##### Material to process
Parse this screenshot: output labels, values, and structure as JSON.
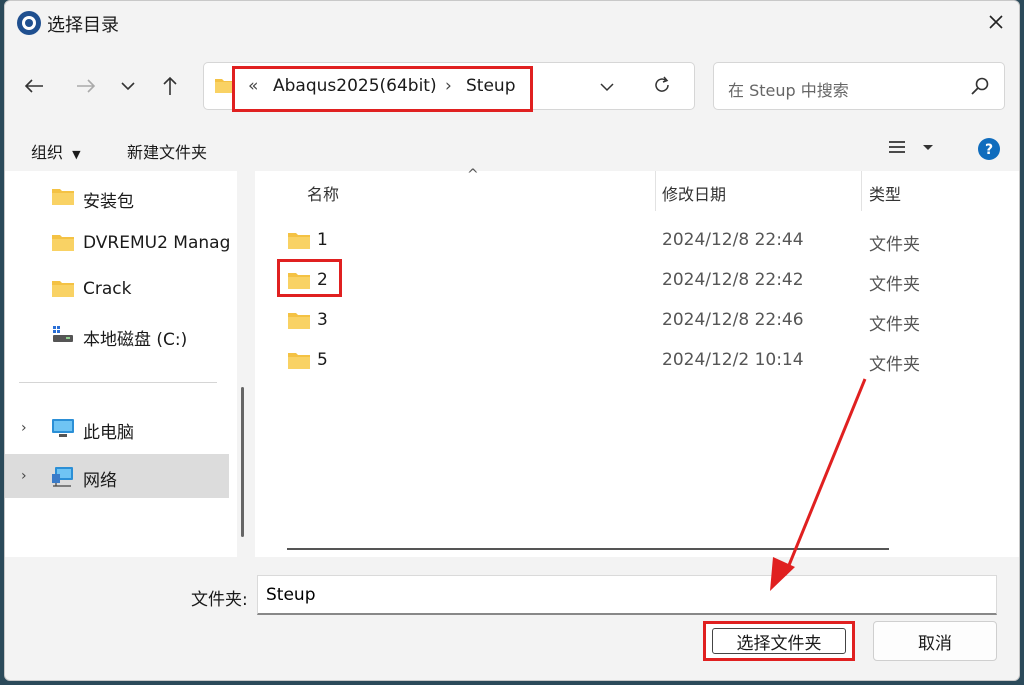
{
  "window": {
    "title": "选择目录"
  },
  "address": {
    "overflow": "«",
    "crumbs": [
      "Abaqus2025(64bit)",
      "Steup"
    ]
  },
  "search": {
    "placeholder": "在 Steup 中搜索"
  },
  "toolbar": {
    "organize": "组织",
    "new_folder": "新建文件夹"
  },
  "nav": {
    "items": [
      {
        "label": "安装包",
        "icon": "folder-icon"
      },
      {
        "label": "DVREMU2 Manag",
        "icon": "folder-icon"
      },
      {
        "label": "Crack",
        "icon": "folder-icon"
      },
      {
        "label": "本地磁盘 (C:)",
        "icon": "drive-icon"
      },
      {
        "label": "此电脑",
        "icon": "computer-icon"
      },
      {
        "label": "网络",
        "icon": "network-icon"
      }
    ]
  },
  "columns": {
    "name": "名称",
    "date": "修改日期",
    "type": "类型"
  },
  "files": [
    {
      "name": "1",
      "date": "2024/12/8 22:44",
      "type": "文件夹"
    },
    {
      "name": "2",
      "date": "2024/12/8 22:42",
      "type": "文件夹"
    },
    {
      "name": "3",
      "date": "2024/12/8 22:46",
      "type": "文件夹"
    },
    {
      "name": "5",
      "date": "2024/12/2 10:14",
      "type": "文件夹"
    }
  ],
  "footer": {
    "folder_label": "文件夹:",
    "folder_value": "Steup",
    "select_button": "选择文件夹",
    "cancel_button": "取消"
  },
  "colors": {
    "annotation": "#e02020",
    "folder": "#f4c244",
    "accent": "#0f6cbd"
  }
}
##########
Find each line that has the word "date", then copy it out.

→ **Expected answer**:
    "date": "修改日期",
      "date": "2024/12/8 22:44",
      "date": "2024/12/8 22:42",
      "date": "2024/12/8 22:46",
      "date": "2024/12/2 10:14",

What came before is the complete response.